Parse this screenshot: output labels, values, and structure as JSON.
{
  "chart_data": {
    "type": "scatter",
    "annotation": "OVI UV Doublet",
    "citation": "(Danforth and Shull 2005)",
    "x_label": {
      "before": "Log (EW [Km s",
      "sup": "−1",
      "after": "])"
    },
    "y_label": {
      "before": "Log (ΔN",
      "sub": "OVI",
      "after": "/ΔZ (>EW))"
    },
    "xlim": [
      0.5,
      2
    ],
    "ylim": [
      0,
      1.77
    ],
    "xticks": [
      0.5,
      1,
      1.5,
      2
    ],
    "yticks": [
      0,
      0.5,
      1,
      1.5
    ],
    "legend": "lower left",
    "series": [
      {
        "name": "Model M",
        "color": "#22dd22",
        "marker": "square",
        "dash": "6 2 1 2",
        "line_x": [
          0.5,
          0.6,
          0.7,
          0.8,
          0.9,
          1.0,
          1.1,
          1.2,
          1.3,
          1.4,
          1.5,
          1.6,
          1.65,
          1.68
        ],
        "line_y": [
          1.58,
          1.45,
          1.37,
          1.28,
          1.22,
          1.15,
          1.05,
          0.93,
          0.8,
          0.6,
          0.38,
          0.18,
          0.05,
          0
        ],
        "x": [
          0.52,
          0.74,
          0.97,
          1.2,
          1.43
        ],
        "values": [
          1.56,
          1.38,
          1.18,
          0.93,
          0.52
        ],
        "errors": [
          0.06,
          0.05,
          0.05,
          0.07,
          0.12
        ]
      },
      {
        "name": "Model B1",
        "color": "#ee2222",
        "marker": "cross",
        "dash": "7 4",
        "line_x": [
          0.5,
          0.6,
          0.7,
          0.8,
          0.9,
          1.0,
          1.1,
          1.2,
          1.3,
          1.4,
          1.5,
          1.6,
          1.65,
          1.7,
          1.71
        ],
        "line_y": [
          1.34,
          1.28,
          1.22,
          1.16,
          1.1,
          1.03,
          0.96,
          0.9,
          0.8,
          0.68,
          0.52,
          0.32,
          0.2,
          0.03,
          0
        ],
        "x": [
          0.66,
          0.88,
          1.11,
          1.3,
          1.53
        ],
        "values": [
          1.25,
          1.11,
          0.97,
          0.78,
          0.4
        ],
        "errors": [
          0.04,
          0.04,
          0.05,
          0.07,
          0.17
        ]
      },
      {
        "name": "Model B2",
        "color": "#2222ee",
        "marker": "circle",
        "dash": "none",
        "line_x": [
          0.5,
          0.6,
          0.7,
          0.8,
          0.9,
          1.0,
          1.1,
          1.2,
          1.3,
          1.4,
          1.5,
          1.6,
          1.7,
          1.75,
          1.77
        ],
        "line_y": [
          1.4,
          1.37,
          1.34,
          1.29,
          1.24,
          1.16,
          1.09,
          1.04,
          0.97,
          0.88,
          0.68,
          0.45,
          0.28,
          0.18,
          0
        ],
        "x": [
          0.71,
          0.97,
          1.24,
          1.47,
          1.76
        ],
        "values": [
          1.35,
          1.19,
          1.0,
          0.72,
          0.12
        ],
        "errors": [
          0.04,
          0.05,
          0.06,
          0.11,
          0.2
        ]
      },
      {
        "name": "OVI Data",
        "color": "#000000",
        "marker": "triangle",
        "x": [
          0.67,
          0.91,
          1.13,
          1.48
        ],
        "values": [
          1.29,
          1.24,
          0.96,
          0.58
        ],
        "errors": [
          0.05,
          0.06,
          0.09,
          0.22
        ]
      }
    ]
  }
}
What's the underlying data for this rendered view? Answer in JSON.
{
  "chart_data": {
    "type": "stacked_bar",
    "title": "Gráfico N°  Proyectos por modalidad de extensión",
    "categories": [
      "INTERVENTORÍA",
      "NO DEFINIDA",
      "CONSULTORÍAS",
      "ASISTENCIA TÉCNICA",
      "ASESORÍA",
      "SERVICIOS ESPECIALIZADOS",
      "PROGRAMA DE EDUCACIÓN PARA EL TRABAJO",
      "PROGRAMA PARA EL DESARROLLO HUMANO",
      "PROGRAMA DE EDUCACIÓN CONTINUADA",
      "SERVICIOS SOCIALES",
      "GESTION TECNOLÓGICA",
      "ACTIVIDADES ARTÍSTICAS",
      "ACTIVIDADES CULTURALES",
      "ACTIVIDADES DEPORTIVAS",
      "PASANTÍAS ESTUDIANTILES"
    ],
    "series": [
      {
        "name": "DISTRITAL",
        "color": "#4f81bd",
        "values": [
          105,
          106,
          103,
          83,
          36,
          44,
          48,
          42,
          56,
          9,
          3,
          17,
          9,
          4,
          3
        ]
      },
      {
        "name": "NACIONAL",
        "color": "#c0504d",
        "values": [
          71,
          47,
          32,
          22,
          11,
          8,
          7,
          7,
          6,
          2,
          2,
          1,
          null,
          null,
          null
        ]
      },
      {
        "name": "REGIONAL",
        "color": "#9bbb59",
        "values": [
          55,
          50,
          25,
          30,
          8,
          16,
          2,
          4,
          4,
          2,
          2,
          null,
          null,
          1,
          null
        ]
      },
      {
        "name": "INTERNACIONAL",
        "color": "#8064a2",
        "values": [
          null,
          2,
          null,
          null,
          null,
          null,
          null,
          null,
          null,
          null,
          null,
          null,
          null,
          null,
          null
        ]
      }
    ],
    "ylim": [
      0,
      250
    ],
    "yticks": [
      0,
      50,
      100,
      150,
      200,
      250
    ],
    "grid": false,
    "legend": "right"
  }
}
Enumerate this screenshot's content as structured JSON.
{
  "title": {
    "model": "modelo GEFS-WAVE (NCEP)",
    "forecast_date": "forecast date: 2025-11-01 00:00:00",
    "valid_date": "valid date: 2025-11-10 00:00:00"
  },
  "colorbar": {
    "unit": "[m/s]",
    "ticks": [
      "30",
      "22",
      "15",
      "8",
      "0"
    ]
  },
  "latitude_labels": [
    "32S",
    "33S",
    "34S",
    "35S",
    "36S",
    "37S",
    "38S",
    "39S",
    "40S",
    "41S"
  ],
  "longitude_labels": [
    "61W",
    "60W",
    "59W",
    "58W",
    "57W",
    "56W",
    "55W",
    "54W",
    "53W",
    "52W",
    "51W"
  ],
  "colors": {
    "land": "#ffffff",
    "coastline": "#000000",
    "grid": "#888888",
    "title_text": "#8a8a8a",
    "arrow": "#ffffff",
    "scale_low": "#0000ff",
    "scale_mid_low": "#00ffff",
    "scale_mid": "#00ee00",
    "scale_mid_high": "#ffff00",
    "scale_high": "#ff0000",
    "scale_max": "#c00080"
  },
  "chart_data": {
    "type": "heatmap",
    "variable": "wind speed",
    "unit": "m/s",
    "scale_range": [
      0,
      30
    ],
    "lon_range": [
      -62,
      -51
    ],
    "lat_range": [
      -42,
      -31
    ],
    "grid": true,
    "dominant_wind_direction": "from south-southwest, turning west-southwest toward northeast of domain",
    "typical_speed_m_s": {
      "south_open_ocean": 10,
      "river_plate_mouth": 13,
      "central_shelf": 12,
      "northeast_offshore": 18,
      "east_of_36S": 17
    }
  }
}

- REQUIREMENTS -
Collect every line with the string "PARA" from the records, and copy each.

- CORRECT RESULT -
      "PROGRAMA DE EDUCACIÓN PARA EL TRABAJO",
      "PROGRAMA PARA EL DESARROLLO HUMANO",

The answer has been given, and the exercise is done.